[EXTRACTED INFORMATION]
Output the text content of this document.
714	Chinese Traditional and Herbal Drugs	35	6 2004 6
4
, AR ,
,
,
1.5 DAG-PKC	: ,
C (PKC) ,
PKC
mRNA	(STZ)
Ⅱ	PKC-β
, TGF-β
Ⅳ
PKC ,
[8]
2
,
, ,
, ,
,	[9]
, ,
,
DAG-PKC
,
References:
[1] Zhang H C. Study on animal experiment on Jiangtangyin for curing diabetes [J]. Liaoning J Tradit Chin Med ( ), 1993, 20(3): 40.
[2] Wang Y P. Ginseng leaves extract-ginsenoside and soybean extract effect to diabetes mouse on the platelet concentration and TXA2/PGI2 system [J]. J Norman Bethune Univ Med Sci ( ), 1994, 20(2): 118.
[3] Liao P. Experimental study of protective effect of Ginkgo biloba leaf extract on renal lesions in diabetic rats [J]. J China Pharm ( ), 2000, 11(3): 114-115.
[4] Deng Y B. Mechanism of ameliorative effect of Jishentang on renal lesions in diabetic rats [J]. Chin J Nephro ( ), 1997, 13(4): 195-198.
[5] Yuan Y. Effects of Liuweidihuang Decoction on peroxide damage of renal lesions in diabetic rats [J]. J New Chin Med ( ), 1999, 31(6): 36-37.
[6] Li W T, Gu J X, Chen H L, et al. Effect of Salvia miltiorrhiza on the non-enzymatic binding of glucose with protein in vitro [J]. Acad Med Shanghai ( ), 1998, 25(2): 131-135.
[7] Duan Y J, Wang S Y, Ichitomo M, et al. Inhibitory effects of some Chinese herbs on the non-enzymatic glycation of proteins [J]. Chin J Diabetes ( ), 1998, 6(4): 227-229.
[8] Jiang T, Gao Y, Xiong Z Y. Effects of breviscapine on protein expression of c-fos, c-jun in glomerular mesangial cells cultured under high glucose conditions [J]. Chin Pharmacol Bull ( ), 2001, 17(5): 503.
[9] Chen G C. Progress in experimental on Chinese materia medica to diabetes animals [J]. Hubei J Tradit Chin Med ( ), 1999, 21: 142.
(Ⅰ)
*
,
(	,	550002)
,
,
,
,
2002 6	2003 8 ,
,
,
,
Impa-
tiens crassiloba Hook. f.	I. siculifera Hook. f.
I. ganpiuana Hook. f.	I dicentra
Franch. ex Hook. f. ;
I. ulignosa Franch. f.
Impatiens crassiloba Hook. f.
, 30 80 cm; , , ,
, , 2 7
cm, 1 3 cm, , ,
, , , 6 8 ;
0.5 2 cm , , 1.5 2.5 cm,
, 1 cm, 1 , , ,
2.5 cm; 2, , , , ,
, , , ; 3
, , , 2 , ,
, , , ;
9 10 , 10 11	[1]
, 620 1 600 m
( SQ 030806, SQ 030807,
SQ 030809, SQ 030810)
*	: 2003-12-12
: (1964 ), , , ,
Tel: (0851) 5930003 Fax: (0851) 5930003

[INSTRUCTIONS TO FOLLOW] Identify the lines of the data that contain the word "diabetic". Copy each of them.

[ANSWER SPACE]
[3] Liao P. Experimental study of protective effect of Ginkgo biloba leaf extract on renal lesions in diabetic rats [J]. J China Pharm ( ), 2000, 11(3): 114-115.
[4] Deng Y B. Mechanism of ameliorative effect of Jishentang on renal lesions in diabetic rats [J]. Chin J Nephro ( ), 1997, 13(4): 195-198.
[5] Yuan Y. Effects of Liuweidihuang Decoction on peroxide damage of renal lesions in diabetic rats [J]. J New Chin Med ( ), 1999, 31(6): 36-37.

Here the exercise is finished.